Synaphea platyphylla
- Conservation status: Priority Three — Poorly Known Taxa (DEC)

Scientific classification
- Kingdom: Plantae
- Clade: Tracheophytes
- Clade: Angiosperms
- Clade: Eudicots
- Order: Proteales
- Family: Proteaceae
- Genus: Synaphea
- Species: S. platyphylla
- Binomial name: Synaphea platyphylla A.S.George

= Synaphea platyphylla =

- Genus: Synaphea
- Species: platyphylla
- Authority: A.S.George
- Conservation status: P3

Species of Australian shrub

Synaphea platyphylla is a species of flowering plant in the family Proteaceae and is endemic to the south west of Western Australia. It is a tufted shrub with many stems, simple or lobed leaves and spikes of yellow flowers.

==Description==
Synaphea platyphylla is a tufted shrub with many stems up to 120 mm long. Its leaves are simple, egg-shaped with the narrower end towards the base, 150–220 mm long and 20 mm wide, or sometimes with two or three lobes, then up to 60 mm wide, narrowing to a petiole 50–80 mm long. The flowers are yellow and moderately openly spaced on a spike up to 100 mm long on a glabrous peduncle up to 300 mm long. The bracts are broad, 1.5 mm long and mostly glabrous. The perianth is ascending, opening widely and glabrous, the upper tepal 5.0–5.5 mm long and 2.0–2.2 mm wide, the lower tepal 3.2 mm long. The stigma is more or less square, about 0.8–0.9 mm long and wide, and the ovary is covered with soft hairs. Flowering occurs in September and October and the fruit is oval with a beak on the end, 4.5–5.5 mm long and hairy.

What to work on -
**1.** Reproduce verbatim the passage of the Synaphea platyphylla text that opens with the words containing "Synaphea platyphylla is a species" and closes with "of yellow flowers.".
**2.** Pick up the Synaphea platyphylla text after its last sentence and write what comes next.

Data extract -
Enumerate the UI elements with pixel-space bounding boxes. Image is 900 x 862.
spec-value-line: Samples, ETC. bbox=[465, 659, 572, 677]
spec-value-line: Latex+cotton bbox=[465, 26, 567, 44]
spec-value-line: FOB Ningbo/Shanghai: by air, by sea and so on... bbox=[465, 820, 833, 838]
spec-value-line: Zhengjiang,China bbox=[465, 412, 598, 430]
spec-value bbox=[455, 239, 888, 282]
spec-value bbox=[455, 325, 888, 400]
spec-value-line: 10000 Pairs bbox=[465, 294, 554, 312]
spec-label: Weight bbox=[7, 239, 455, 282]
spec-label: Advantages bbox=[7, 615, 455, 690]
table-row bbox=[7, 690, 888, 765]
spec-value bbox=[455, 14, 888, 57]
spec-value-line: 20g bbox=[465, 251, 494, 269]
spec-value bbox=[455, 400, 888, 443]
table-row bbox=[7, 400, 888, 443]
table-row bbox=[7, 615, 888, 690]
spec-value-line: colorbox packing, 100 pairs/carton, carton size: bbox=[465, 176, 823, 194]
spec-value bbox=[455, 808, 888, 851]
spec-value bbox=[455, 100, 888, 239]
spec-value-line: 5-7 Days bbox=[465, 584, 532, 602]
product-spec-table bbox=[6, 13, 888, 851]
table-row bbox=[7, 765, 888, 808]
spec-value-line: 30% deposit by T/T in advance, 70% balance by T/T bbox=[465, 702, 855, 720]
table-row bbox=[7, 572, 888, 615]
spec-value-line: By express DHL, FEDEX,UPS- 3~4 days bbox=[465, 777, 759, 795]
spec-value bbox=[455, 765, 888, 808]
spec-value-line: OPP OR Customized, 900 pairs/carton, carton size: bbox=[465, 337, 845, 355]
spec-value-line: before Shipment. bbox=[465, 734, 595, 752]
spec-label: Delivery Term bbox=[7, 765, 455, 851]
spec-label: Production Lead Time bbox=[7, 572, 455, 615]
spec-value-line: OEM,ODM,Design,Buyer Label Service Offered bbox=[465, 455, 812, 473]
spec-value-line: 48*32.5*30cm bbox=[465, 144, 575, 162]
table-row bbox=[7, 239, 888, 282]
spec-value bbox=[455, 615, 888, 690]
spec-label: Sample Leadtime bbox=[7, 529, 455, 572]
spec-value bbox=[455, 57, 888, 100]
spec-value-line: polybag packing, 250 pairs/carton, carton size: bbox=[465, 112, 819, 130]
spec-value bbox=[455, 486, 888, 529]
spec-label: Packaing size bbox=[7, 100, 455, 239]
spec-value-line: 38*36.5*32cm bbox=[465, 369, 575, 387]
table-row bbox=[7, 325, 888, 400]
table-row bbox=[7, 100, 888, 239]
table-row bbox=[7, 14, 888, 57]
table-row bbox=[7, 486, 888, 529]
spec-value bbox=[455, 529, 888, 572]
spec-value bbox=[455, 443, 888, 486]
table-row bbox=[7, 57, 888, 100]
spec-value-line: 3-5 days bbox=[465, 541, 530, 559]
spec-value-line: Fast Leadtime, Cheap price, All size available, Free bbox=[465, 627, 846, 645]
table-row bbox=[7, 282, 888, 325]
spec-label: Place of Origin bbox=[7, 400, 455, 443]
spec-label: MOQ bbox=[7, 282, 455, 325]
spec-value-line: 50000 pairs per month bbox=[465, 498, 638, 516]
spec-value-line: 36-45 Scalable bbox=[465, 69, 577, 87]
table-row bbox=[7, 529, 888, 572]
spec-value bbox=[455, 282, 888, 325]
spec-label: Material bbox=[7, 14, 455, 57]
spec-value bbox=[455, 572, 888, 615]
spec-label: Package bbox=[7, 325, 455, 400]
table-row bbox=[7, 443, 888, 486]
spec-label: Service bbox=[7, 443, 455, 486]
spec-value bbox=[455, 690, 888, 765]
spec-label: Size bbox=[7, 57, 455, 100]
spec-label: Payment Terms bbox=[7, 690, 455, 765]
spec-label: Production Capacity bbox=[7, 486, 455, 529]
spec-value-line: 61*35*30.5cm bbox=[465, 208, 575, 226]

Answers to the exercises -
**1.**
Synaphea platyphylla is a species of flowering plant in the family Proteaceae and is endemic to the south west of Western Australia. It is a tufted shrub with many stems, simple or lobed leaves and spikes of yellow flowers.

**2.**
==Taxonomy==
Synaphea platyphylla was first formally described in 1995 by Alex George in the Flora of Australia from specimens collected near Dongolocking Nature Reserve in 1994. The specific epithet (platyphylla) means 'flat-, broad- or wide-leaved'.

==Distribution and habitat==
This species of synaphea is found in the Narrogin area and near Ravensthorpe in the Avon Wheatbelt and Esperance Plains bioregions of southwestern, Western Australia where it grows in sandy loam in tall shrubland.

==Conservation status==
Synaphea pinnata is listed as "Priority Three" by the Government of Western Australia Department of Biodiversity, Conservation and Attractions, meaning that it is poorly known and known from only a few locations but is not under imminent threat.